SHORT TASK – Filter the entries below, keeping only lines with the word "frac".

DATA PROVIDED –

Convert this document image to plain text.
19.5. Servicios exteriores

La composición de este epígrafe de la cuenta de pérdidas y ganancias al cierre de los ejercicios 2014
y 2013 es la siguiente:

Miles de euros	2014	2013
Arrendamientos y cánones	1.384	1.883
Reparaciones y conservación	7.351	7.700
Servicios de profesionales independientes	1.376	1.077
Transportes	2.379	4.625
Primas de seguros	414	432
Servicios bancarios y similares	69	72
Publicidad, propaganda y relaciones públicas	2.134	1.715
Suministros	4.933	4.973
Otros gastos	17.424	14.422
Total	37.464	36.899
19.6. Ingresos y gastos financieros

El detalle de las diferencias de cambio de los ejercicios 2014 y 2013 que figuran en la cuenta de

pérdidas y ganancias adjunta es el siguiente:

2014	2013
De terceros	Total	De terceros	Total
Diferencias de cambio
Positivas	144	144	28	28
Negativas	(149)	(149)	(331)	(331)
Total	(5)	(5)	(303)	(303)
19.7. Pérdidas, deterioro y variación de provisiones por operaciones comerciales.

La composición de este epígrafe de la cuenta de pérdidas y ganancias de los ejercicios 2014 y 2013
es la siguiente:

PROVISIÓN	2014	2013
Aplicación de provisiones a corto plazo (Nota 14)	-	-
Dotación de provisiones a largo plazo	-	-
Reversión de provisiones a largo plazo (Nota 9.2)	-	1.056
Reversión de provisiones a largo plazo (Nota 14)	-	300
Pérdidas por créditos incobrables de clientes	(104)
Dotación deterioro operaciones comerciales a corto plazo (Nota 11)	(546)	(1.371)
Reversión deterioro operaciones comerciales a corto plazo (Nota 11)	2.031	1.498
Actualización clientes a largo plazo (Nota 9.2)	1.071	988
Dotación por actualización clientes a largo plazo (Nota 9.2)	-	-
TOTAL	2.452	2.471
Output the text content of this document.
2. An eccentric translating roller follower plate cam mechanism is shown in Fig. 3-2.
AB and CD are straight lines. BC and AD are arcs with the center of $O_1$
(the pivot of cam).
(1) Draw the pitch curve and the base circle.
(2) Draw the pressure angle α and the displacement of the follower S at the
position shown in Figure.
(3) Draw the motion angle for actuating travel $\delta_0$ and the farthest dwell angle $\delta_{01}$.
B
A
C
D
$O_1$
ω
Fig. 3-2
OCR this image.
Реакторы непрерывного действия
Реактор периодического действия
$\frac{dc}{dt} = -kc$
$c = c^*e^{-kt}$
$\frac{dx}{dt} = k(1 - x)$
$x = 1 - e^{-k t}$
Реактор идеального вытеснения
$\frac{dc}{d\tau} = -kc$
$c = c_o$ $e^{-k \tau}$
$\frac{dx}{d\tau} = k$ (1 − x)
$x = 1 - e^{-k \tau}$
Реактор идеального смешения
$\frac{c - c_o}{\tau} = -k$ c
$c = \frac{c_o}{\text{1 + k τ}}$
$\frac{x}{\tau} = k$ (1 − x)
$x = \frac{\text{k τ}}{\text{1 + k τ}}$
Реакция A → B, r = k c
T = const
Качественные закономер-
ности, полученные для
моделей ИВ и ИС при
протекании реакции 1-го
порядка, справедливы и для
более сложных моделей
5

RESULT FOR THIS EXERCISE –
$\frac{dc}{dt} = -kc$
$\frac{dx}{dt} = k(1 - x)$
$\frac{dc}{d\tau} = -kc$
$\frac{dx}{d\tau} = k$ (1 − x)
$\frac{c - c_o}{\tau} = -k$ c
$c = \frac{c_o}{\text{1 + k τ}}$
$\frac{x}{\tau} = k$ (1 − x)
$x = \frac{\text{k τ}}{\text{1 + k τ}}$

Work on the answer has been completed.